| Task directions |
Write out the entire listing below exactly as it appears, minus any pictures.

| Data items |
--- Begin ---

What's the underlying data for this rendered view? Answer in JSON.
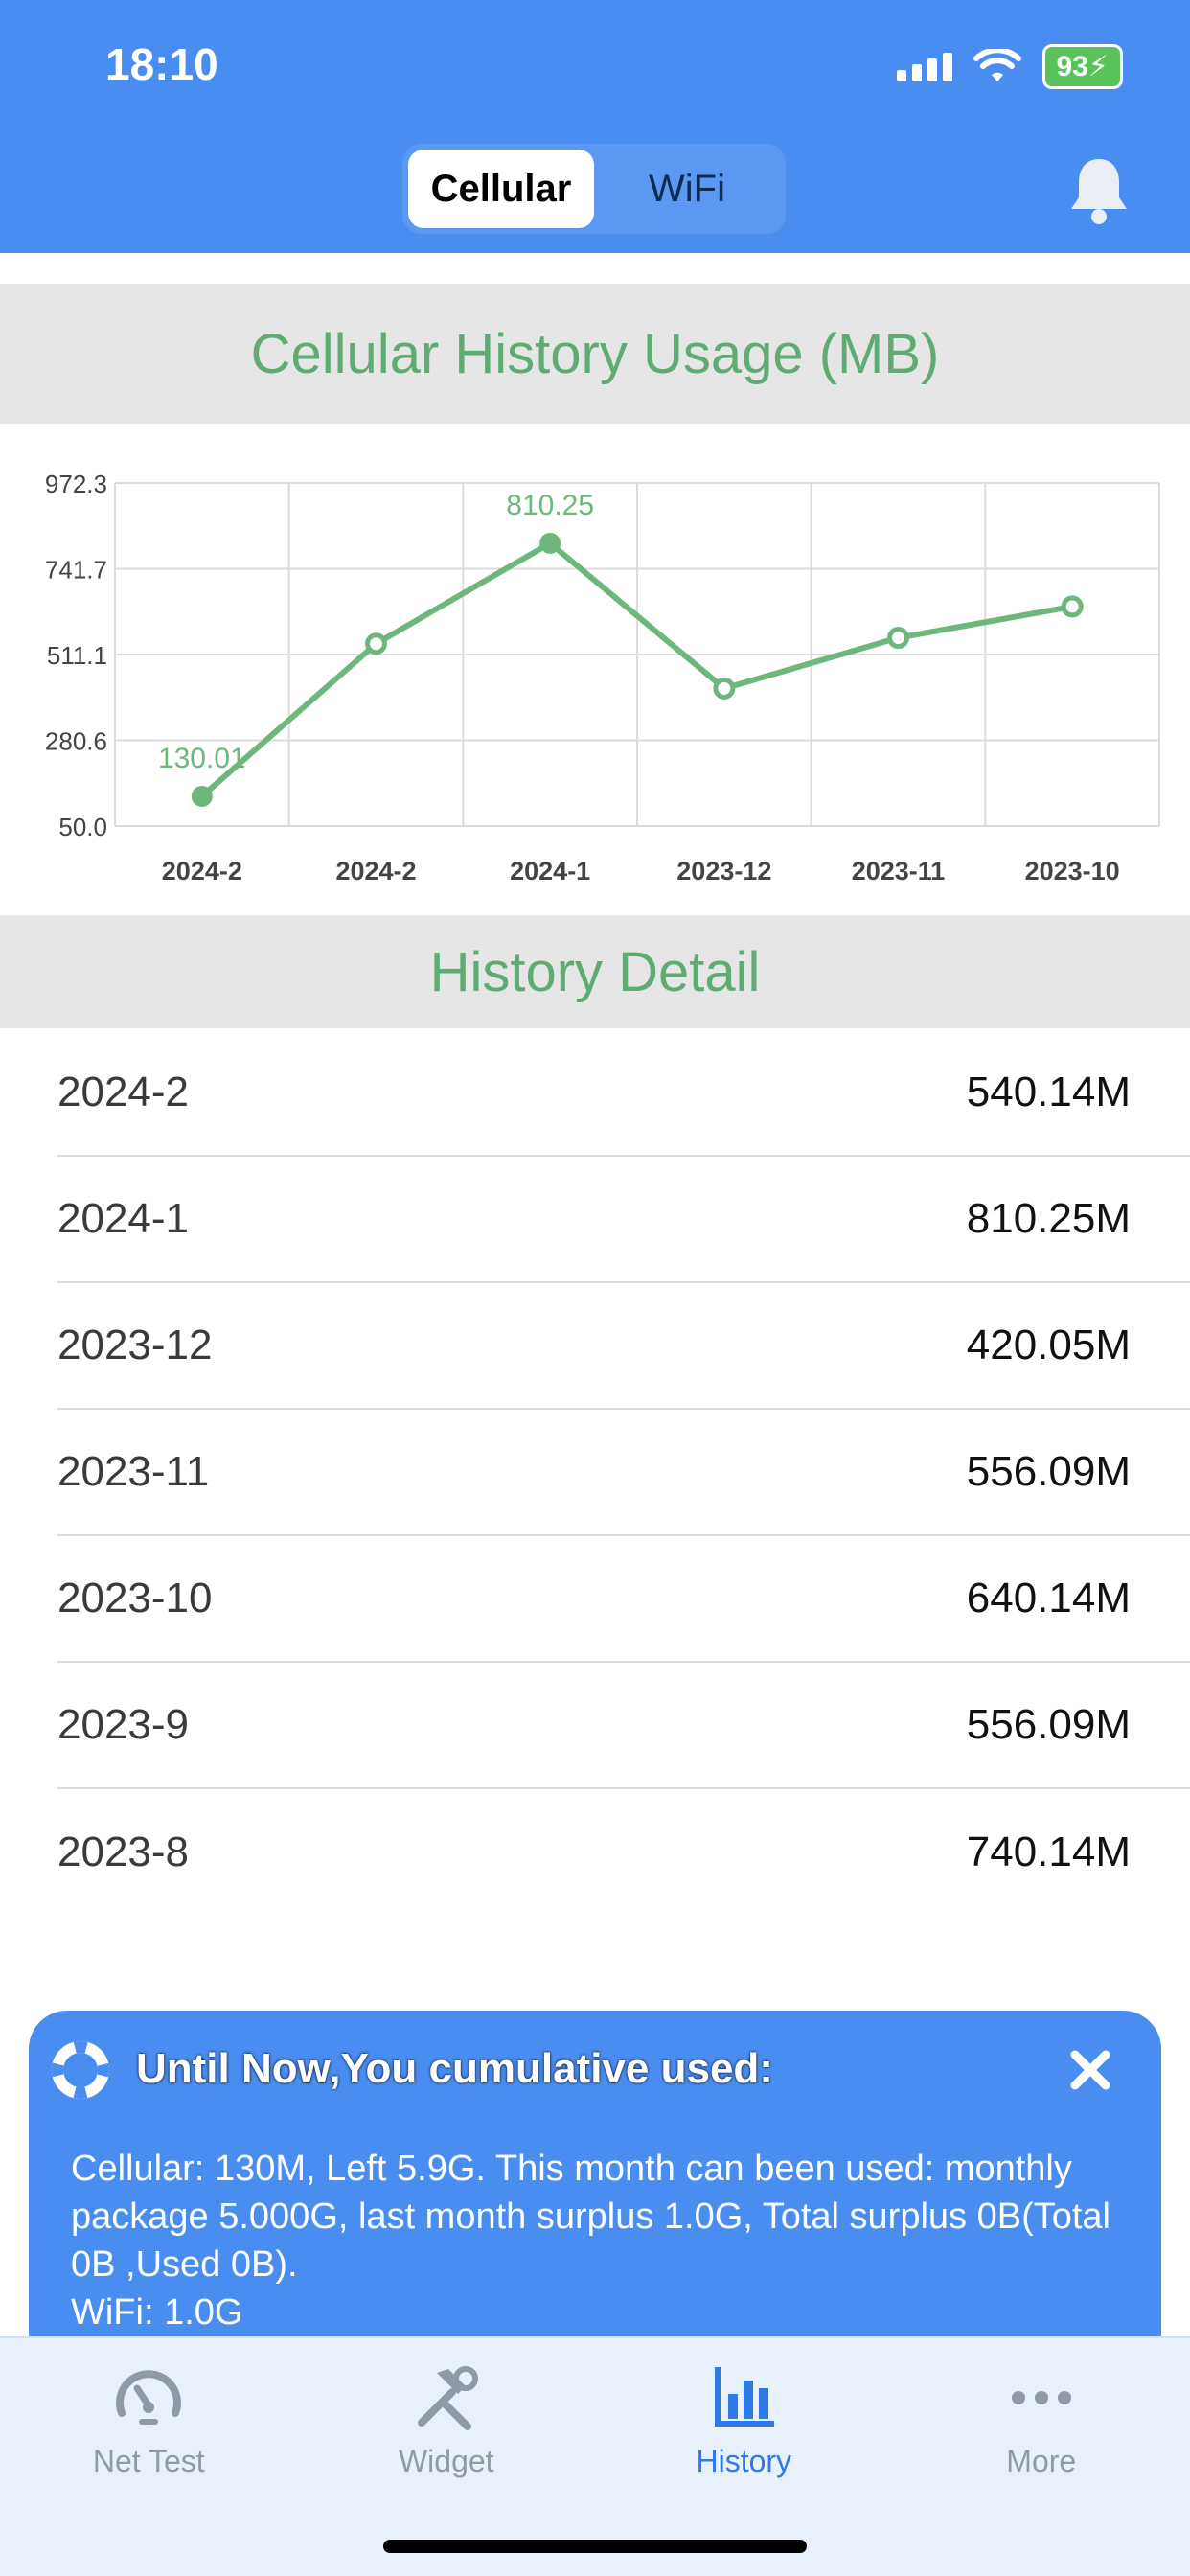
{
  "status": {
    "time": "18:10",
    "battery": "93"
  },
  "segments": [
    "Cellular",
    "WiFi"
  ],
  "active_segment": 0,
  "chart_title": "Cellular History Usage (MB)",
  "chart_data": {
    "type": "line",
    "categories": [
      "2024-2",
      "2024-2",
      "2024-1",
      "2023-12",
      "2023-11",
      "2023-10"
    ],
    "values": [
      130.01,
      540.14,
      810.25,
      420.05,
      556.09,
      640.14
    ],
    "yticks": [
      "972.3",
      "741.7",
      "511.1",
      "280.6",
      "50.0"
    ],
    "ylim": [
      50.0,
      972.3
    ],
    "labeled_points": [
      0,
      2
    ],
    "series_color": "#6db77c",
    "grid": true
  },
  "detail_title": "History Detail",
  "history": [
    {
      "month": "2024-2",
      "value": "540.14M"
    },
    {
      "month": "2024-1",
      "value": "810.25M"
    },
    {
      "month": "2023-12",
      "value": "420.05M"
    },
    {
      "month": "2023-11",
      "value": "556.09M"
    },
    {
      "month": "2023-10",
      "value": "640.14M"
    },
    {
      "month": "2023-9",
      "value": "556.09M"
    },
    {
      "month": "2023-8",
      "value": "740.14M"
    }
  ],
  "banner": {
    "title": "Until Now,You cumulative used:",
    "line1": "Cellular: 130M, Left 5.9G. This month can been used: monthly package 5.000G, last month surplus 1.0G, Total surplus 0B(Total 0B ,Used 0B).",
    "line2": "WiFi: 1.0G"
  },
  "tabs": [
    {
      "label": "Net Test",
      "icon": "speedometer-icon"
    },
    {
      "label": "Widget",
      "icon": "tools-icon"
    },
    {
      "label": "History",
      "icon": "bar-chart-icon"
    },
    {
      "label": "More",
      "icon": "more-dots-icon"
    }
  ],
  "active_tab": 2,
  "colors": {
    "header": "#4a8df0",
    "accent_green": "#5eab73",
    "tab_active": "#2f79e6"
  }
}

--- End ---

| Response to this task |
What's the underlying data for this rendered view? Answer in JSON.
{
  "status": {
    "time": "18:10",
    "battery": "93"
  },
  "segments": [
    "Cellular",
    "WiFi"
  ],
  "active_segment": 0,
  "chart_title": "Cellular History Usage (MB)",
  "chart_data": {
    "type": "line",
    "categories": [
      "2024-2",
      "2024-2",
      "2024-1",
      "2023-12",
      "2023-11",
      "2023-10"
    ],
    "values": [
      130.01,
      540.14,
      810.25,
      420.05,
      556.09,
      640.14
    ],
    "yticks": [
      "972.3",
      "741.7",
      "511.1",
      "280.6",
      "50.0"
    ],
    "ylim": [
      50.0,
      972.3
    ],
    "labeled_points": [
      0,
      2
    ],
    "series_color": "#6db77c",
    "grid": true
  },
  "detail_title": "History Detail",
  "history": [
    {
      "month": "2024-2",
      "value": "540.14M"
    },
    {
      "month": "2024-1",
      "value": "810.25M"
    },
    {
      "month": "2023-12",
      "value": "420.05M"
    },
    {
      "month": "2023-11",
      "value": "556.09M"
    },
    {
      "month": "2023-10",
      "value": "640.14M"
    },
    {
      "month": "2023-9",
      "value": "556.09M"
    },
    {
      "month": "2023-8",
      "value": "740.14M"
    }
  ],
  "banner": {
    "title": "Until Now,You cumulative used:",
    "line1": "Cellular: 130M, Left 5.9G. This month can been used: monthly package 5.000G, last month surplus 1.0G, Total surplus 0B(Total 0B ,Used 0B).",
    "line2": "WiFi: 1.0G"
  },
  "tabs": [
    {
      "label": "Net Test",
      "icon": "speedometer-icon"
    },
    {
      "label": "Widget",
      "icon": "tools-icon"
    },
    {
      "label": "History",
      "icon": "bar-chart-icon"
    },
    {
      "label": "More",
      "icon": "more-dots-icon"
    }
  ],
  "active_tab": 2,
  "colors": {
    "header": "#4a8df0",
    "accent_green": "#5eab73",
    "tab_active": "#2f79e6"
  }
}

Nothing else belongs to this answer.